— begin Extracted records —

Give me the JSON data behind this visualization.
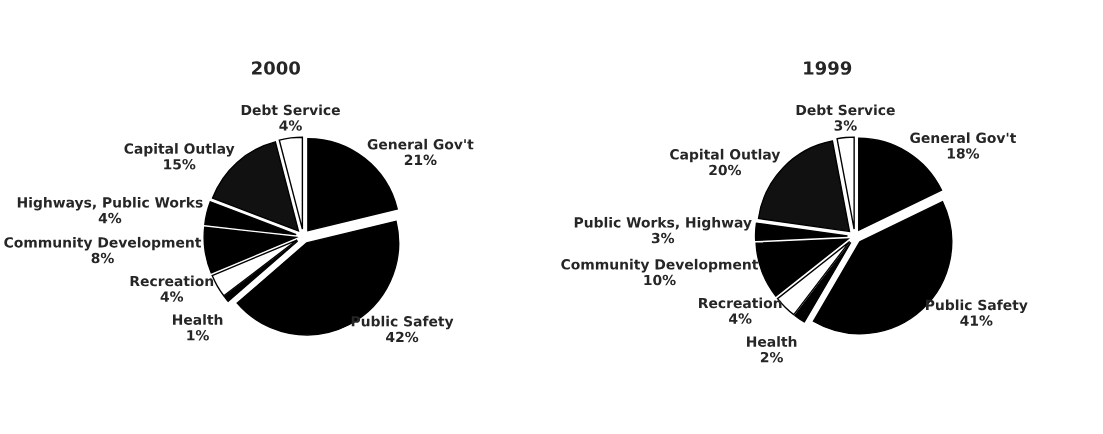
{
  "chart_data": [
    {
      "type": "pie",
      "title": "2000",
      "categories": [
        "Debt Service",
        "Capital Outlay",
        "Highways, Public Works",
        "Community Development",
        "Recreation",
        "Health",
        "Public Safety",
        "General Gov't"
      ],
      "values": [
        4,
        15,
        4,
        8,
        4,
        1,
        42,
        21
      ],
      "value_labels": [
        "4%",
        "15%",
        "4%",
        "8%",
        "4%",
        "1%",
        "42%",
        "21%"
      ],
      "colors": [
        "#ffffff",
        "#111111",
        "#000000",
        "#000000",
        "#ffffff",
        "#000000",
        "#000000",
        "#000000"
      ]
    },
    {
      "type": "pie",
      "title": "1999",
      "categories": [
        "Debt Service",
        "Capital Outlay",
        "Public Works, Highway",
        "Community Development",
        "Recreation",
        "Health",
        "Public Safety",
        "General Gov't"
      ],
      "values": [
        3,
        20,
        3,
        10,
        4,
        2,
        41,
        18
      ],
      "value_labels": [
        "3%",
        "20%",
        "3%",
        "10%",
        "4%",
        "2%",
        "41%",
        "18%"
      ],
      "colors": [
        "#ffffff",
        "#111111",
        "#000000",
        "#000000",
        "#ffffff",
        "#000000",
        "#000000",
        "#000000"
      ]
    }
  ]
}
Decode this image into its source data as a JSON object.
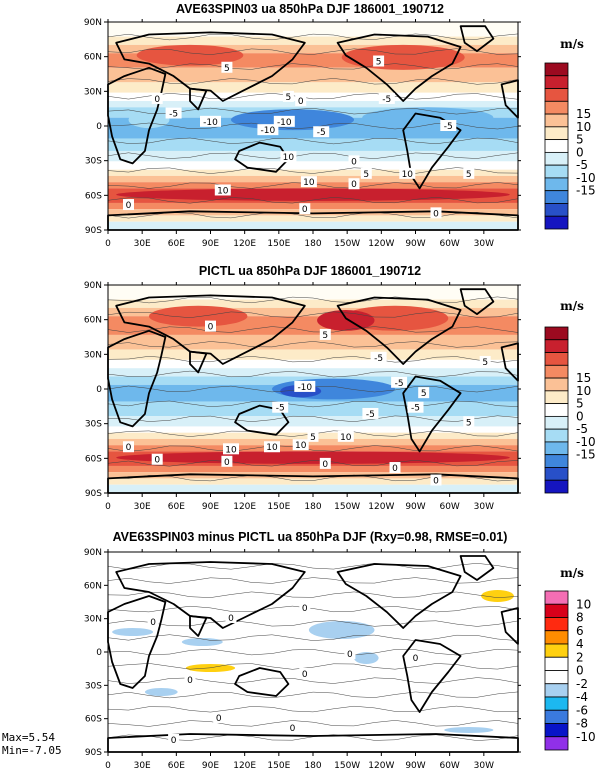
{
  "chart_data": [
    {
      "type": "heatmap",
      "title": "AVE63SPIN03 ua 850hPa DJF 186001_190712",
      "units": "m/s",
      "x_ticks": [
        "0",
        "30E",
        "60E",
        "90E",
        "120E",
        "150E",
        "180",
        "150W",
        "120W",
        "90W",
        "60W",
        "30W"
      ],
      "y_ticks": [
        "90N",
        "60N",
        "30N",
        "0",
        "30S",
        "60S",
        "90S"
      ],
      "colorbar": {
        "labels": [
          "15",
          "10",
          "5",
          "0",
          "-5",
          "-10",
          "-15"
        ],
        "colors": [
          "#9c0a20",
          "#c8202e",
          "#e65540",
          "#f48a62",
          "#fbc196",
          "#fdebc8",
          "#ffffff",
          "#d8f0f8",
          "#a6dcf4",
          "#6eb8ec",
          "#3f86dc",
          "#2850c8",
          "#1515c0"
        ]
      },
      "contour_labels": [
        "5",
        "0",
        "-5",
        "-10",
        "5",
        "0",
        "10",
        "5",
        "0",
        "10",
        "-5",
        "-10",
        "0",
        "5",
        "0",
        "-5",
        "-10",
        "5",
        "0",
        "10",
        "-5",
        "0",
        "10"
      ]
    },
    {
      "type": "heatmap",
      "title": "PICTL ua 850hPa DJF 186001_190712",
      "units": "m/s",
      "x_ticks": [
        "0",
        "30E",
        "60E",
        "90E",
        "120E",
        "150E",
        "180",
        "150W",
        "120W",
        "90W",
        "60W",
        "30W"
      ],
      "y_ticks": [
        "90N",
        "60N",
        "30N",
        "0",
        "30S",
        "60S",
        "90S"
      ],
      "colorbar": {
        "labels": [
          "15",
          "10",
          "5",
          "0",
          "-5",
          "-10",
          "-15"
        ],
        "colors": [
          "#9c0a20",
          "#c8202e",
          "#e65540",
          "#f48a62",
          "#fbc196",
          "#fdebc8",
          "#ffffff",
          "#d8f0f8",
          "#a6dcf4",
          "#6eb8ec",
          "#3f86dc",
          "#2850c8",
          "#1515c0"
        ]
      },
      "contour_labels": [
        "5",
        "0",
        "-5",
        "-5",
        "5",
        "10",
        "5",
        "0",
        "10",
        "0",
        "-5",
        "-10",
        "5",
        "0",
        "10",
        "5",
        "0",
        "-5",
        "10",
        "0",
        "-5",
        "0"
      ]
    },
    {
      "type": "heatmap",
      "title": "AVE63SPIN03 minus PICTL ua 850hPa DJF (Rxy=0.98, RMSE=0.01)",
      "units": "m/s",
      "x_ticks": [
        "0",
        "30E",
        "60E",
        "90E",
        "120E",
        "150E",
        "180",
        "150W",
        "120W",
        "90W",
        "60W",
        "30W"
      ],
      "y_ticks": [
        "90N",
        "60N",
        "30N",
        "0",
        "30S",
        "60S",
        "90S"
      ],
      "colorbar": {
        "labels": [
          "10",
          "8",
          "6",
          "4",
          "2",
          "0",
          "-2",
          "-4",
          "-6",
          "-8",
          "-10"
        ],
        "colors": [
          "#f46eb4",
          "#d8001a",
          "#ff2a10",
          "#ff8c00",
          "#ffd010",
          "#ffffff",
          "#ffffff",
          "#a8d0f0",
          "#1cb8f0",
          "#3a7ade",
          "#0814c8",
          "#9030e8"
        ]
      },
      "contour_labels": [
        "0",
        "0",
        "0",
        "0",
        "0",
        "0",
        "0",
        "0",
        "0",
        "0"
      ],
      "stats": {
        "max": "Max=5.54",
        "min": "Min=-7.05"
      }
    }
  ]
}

— end Extracted records —

From the listing above, pick out each line where the word "Works" appears.

        "Highways, Public Works",
        "Public Works, Highway",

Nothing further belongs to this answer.